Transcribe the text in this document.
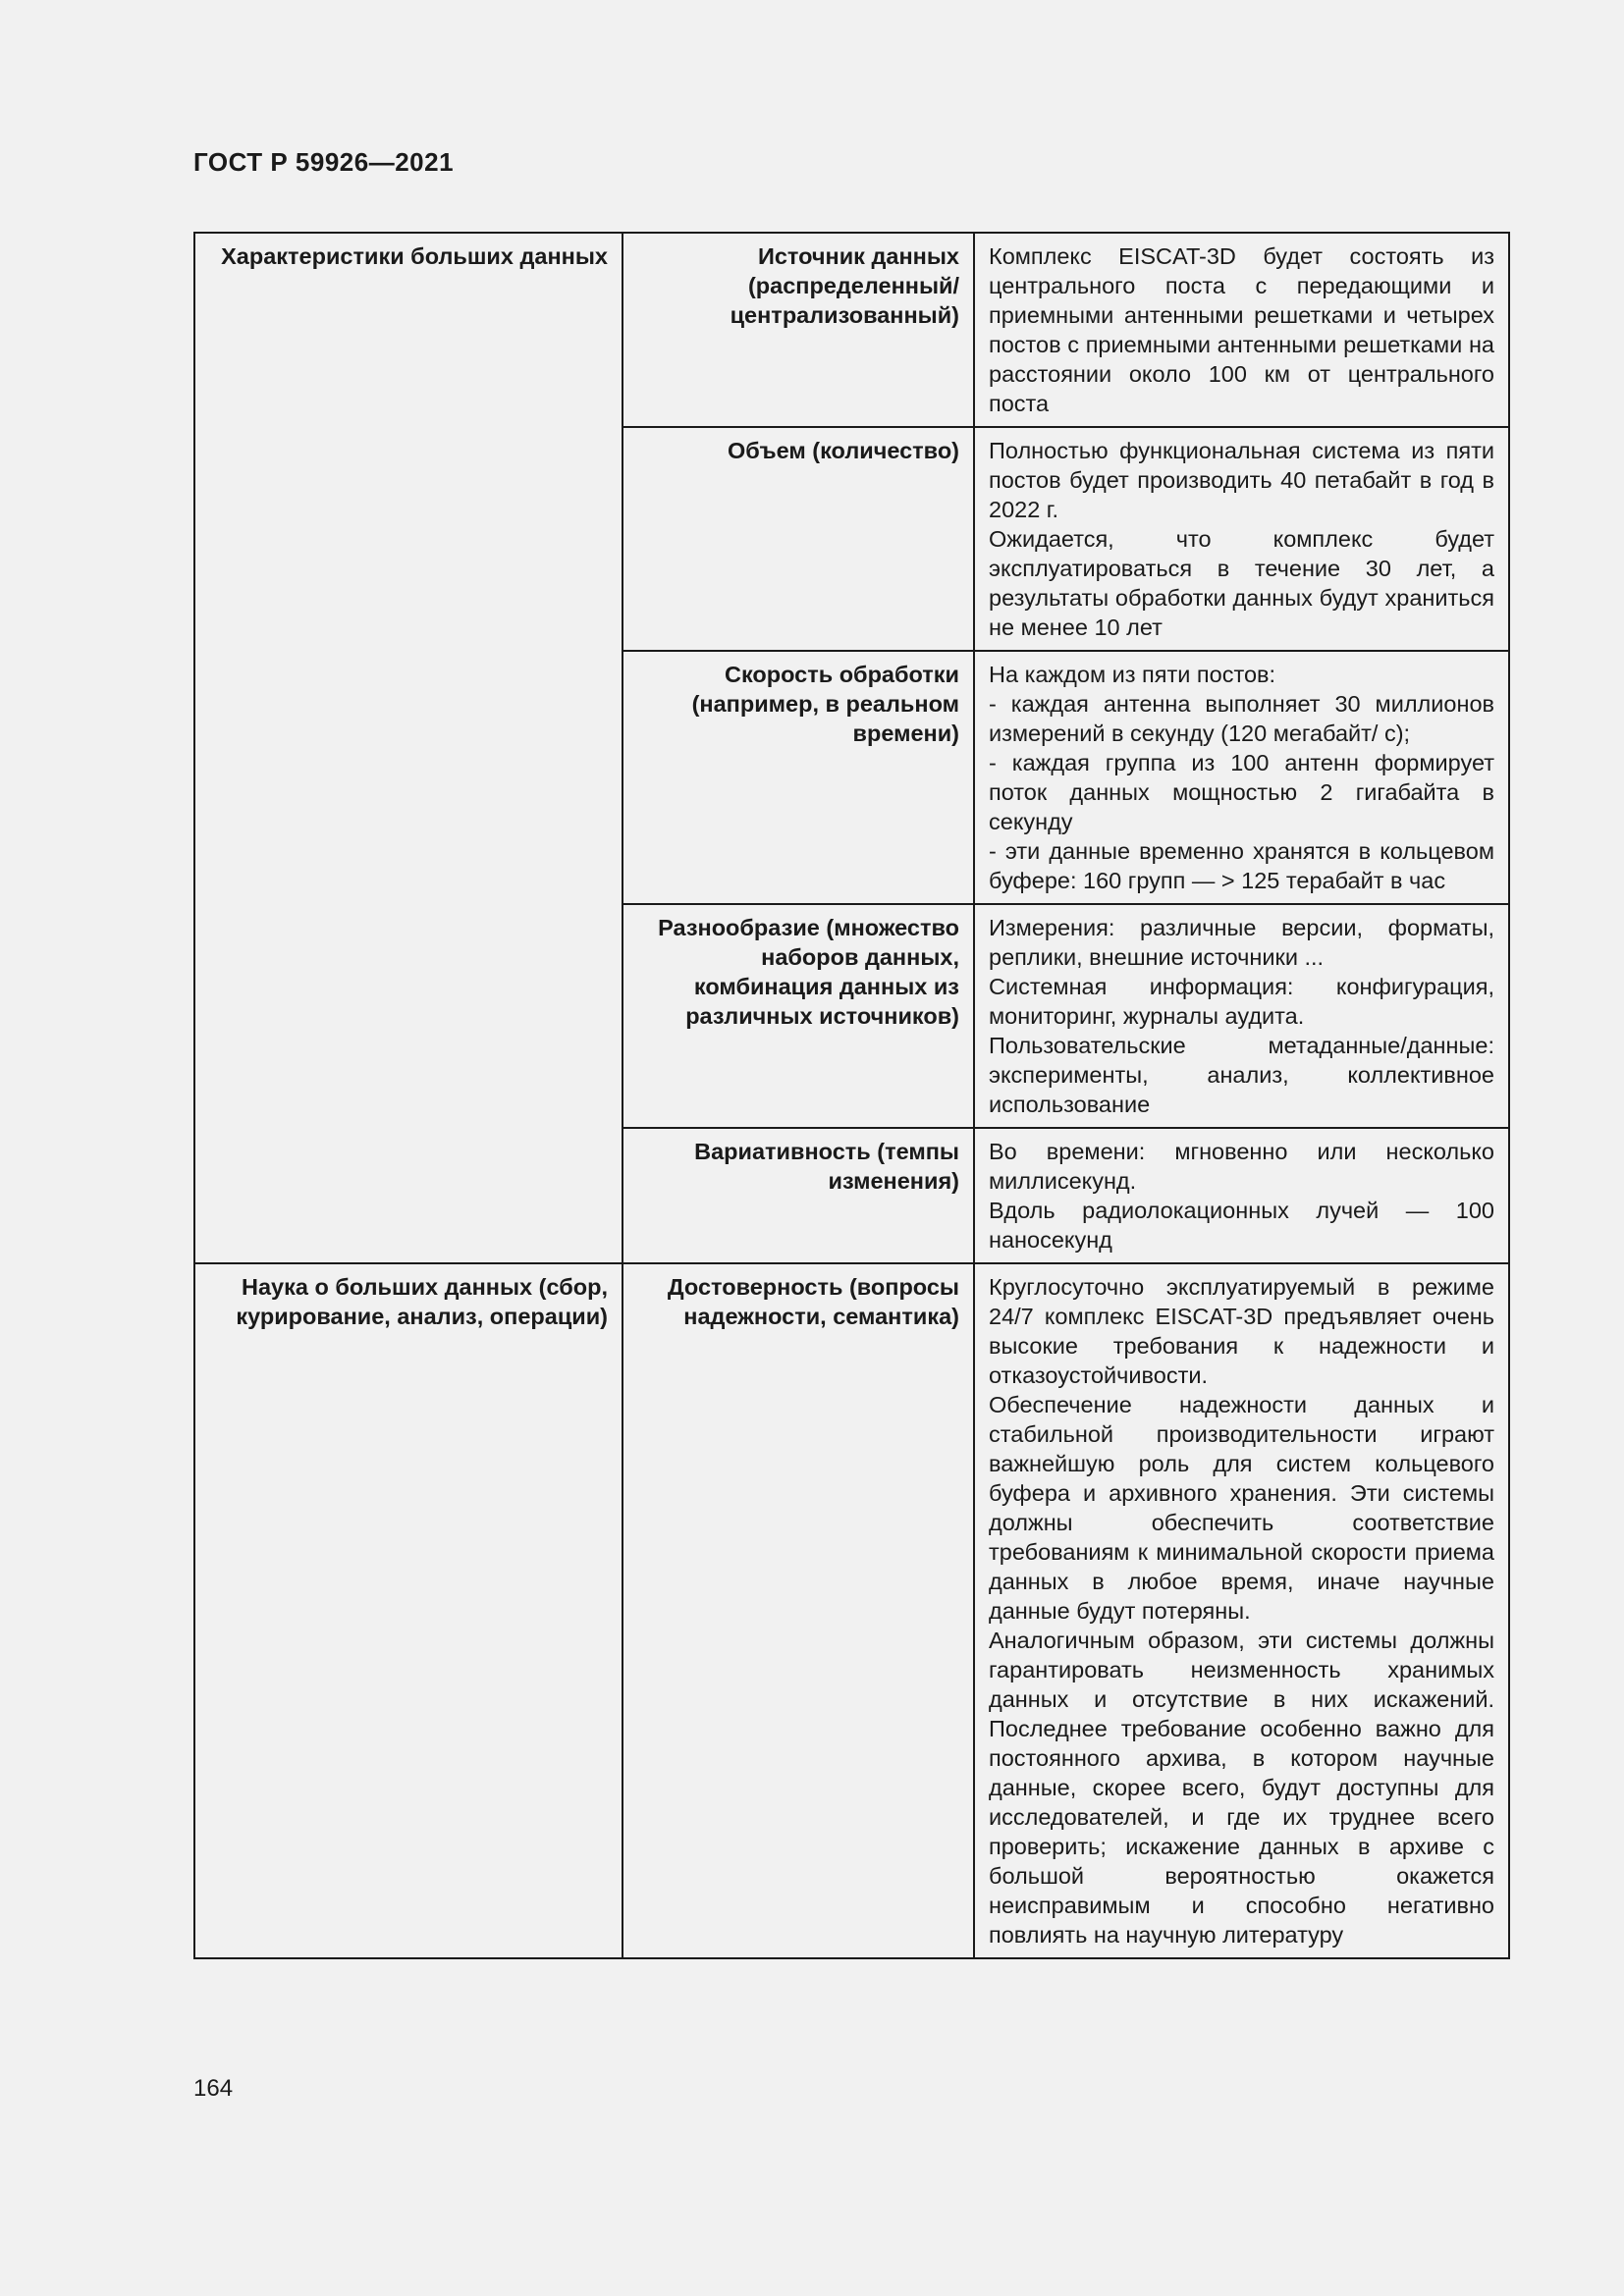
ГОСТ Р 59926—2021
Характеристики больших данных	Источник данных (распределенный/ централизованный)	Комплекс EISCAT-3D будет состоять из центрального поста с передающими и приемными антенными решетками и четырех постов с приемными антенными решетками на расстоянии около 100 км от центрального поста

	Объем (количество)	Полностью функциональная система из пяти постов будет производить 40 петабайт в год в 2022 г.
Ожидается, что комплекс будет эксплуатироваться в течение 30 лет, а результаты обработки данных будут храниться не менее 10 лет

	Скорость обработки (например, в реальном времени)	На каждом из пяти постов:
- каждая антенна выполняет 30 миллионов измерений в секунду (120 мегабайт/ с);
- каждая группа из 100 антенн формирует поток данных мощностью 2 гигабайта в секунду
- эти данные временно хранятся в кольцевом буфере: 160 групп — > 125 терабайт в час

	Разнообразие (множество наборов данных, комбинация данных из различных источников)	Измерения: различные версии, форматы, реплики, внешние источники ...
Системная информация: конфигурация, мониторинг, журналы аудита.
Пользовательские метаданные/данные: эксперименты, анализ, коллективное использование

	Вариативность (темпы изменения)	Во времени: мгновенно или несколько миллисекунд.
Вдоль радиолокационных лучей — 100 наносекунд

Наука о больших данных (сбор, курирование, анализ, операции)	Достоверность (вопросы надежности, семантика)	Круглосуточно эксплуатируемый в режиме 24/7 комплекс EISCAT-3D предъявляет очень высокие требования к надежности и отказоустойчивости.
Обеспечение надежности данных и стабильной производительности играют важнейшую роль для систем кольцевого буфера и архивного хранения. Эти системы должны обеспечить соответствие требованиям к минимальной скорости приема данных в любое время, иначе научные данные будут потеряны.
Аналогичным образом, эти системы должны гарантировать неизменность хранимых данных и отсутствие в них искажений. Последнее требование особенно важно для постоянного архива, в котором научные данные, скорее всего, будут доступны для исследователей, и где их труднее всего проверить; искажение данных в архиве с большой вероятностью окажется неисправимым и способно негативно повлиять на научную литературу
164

**Task requirements**
Report each line in the preceding entries that holds the string "каждая".

**Task result**
- каждая антенна выполняет 30 миллионов измерений в секунду (120 мегабайт/ с);
- каждая группа из 100 антенн формирует поток данных мощностью 2 гигабайта в секунду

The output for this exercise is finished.